▸ **YOUR OBJECTIVE**:
Produce an exact transcription of the listing below, omitting the pictures.

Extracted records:
--

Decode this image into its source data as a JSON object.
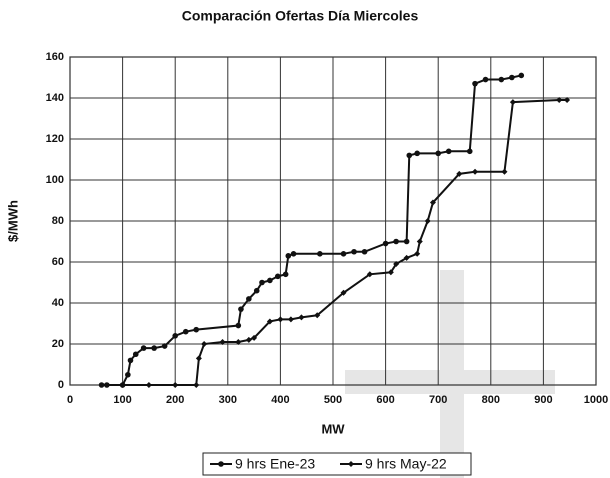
{
  "chart_data": {
    "type": "line",
    "title": "Comparación Ofertas Día Miercoles",
    "x_label": "MW",
    "y_label": "$/MWh",
    "xlim": [
      0,
      1000
    ],
    "xticks": [
      0,
      100,
      200,
      300,
      400,
      500,
      600,
      700,
      800,
      900,
      1000
    ],
    "ylim": [
      0,
      160
    ],
    "yticks": [
      0,
      20,
      40,
      60,
      80,
      100,
      120,
      140,
      160
    ],
    "grid": true,
    "legend": "bottom",
    "series": [
      {
        "name": "9 hrs Ene-23",
        "color": "#111111",
        "marker": "circle",
        "x": [
          60,
          70,
          100,
          110,
          115,
          125,
          140,
          160,
          180,
          200,
          220,
          240,
          320,
          325,
          340,
          355,
          365,
          380,
          395,
          410,
          415,
          425,
          475,
          520,
          540,
          560,
          600,
          620,
          640,
          645,
          660,
          700,
          720,
          760,
          770,
          790,
          820,
          840,
          858
        ],
        "values": [
          0,
          0,
          0,
          5,
          12,
          15,
          18,
          18,
          19,
          24,
          26,
          27,
          29,
          37,
          42,
          46,
          50,
          51,
          53,
          54,
          63,
          64,
          64,
          64,
          65,
          65,
          69,
          70,
          70,
          112,
          113,
          113,
          114,
          114,
          147,
          149,
          149,
          150,
          151
        ]
      },
      {
        "name": "9 hrs May-22",
        "color": "#111111",
        "marker": "diamond",
        "x": [
          100,
          150,
          200,
          240,
          245,
          255,
          290,
          320,
          340,
          350,
          380,
          400,
          420,
          440,
          470,
          520,
          570,
          610,
          620,
          640,
          660,
          665,
          680,
          690,
          740,
          770,
          826,
          842,
          930,
          945
        ],
        "values": [
          0,
          0,
          0,
          0,
          13,
          20,
          21,
          21,
          22,
          23,
          31,
          32,
          32,
          33,
          34,
          45,
          54,
          55,
          59,
          62,
          64,
          70,
          80,
          89,
          103,
          104,
          104,
          138,
          139,
          139
        ]
      }
    ]
  }
}
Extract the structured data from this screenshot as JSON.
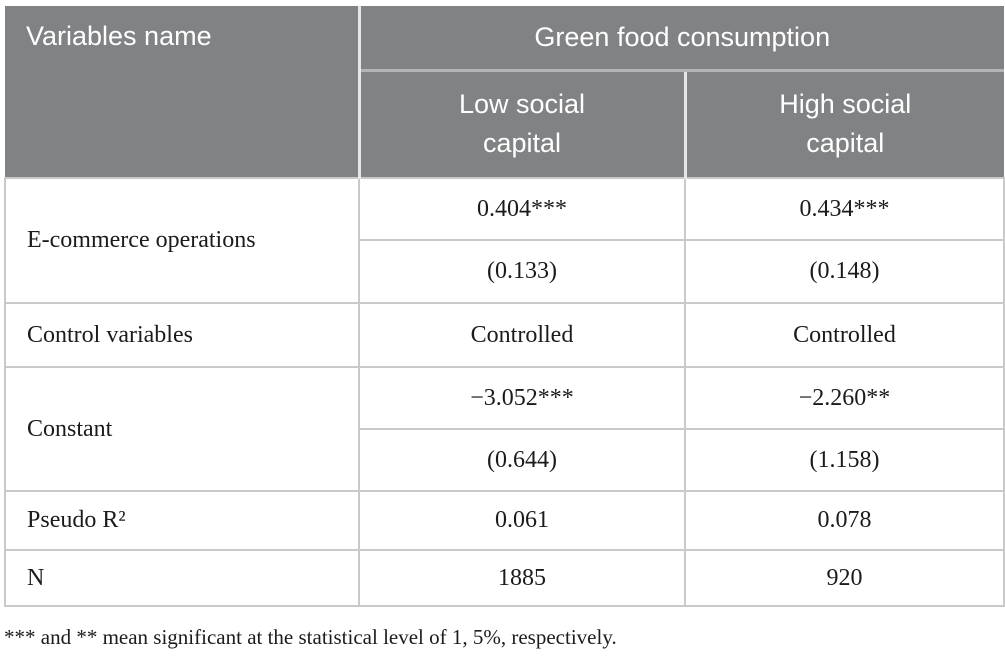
{
  "colors": {
    "header_bg": "#808284",
    "header_text": "#ffffff",
    "body_text": "#1b1b1b",
    "border_light": "#c9c9c9",
    "border_outer": "#b9b9b9",
    "header_divider_vertical": "#e6e6e6",
    "header_divider_horizontal": "#b2b4b5",
    "page_bg": "#ffffff"
  },
  "table": {
    "header": {
      "variables_col": "Variables name",
      "group": "Green food consumption",
      "subcols": [
        "Low social capital",
        "High social capital"
      ]
    },
    "body": [
      {
        "label": "E-commerce operations",
        "sub": [
          {
            "low": "0.404***",
            "high": "0.434***"
          },
          {
            "low": "(0.133)",
            "high": "(0.148)"
          }
        ]
      },
      {
        "label": "Control variables",
        "sub": [
          {
            "low": "Controlled",
            "high": "Controlled"
          }
        ]
      },
      {
        "label": "Constant",
        "sub": [
          {
            "low": "−3.052***",
            "high": "−2.260**"
          },
          {
            "low": "(0.644)",
            "high": "(1.158)"
          }
        ]
      },
      {
        "label": "Pseudo R²",
        "sub": [
          {
            "low": "0.061",
            "high": "0.078"
          }
        ]
      },
      {
        "label": "N",
        "sub": [
          {
            "low": "1885",
            "high": "920"
          }
        ]
      }
    ]
  },
  "footnote": "*** and ** mean significant at the statistical level of 1, 5%, respectively."
}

--

▸ **ANSWER FOR THE TASK**:
Decode this image into its source data as a JSON object.
{
  "chart_data": {
    "type": "line",
    "title": "Comparación Ofertas Día Miercoles",
    "x_label": "MW",
    "y_label": "$/MWh",
    "xlim": [
      0,
      1000
    ],
    "xticks": [
      0,
      100,
      200,
      300,
      400,
      500,
      600,
      700,
      800,
      900,
      1000
    ],
    "ylim": [
      0,
      160
    ],
    "yticks": [
      0,
      20,
      40,
      60,
      80,
      100,
      120,
      140,
      160
    ],
    "grid": true,
    "legend": "bottom",
    "series": [
      {
        "name": "9 hrs Ene-23",
        "color": "#111111",
        "marker": "circle",
        "x": [
          60,
          70,
          100,
          110,
          115,
          125,
          140,
          160,
          180,
          200,
          220,
          240,
          320,
          325,
          340,
          355,
          365,
          380,
          395,
          410,
          415,
          425,
          475,
          520,
          540,
          560,
          600,
          620,
          640,
          645,
          660,
          700,
          720,
          760,
          770,
          790,
          820,
          840,
          858
        ],
        "values": [
          0,
          0,
          0,
          5,
          12,
          15,
          18,
          18,
          19,
          24,
          26,
          27,
          29,
          37,
          42,
          46,
          50,
          51,
          53,
          54,
          63,
          64,
          64,
          64,
          65,
          65,
          69,
          70,
          70,
          112,
          113,
          113,
          114,
          114,
          147,
          149,
          149,
          150,
          151
        ]
      },
      {
        "name": "9 hrs May-22",
        "color": "#111111",
        "marker": "diamond",
        "x": [
          100,
          150,
          200,
          240,
          245,
          255,
          290,
          320,
          340,
          350,
          380,
          400,
          420,
          440,
          470,
          520,
          570,
          610,
          620,
          640,
          660,
          665,
          680,
          690,
          740,
          770,
          826,
          842,
          930,
          945
        ],
        "values": [
          0,
          0,
          0,
          0,
          13,
          20,
          21,
          21,
          22,
          23,
          31,
          32,
          32,
          33,
          34,
          45,
          54,
          55,
          59,
          62,
          64,
          70,
          80,
          89,
          103,
          104,
          104,
          138,
          139,
          139
        ]
      }
    ]
  }
}
Extract the structured data from this screenshot as JSON.
{
  "colors": {
    "header_bg": "#808284",
    "header_text": "#ffffff",
    "body_text": "#1b1b1b",
    "border_light": "#c9c9c9",
    "border_outer": "#b9b9b9",
    "header_divider_vertical": "#e6e6e6",
    "header_divider_horizontal": "#b2b4b5",
    "page_bg": "#ffffff"
  },
  "table": {
    "header": {
      "variables_col": "Variables name",
      "group": "Green food consumption",
      "subcols": [
        "Low social capital",
        "High social capital"
      ]
    },
    "body": [
      {
        "label": "E-commerce operations",
        "sub": [
          {
            "low": "0.404***",
            "high": "0.434***"
          },
          {
            "low": "(0.133)",
            "high": "(0.148)"
          }
        ]
      },
      {
        "label": "Control variables",
        "sub": [
          {
            "low": "Controlled",
            "high": "Controlled"
          }
        ]
      },
      {
        "label": "Constant",
        "sub": [
          {
            "low": "−3.052***",
            "high": "−2.260**"
          },
          {
            "low": "(0.644)",
            "high": "(1.158)"
          }
        ]
      },
      {
        "label": "Pseudo R²",
        "sub": [
          {
            "low": "0.061",
            "high": "0.078"
          }
        ]
      },
      {
        "label": "N",
        "sub": [
          {
            "low": "1885",
            "high": "920"
          }
        ]
      }
    ]
  },
  "footnote": "*** and ** mean significant at the statistical level of 1, 5%, respectively."
}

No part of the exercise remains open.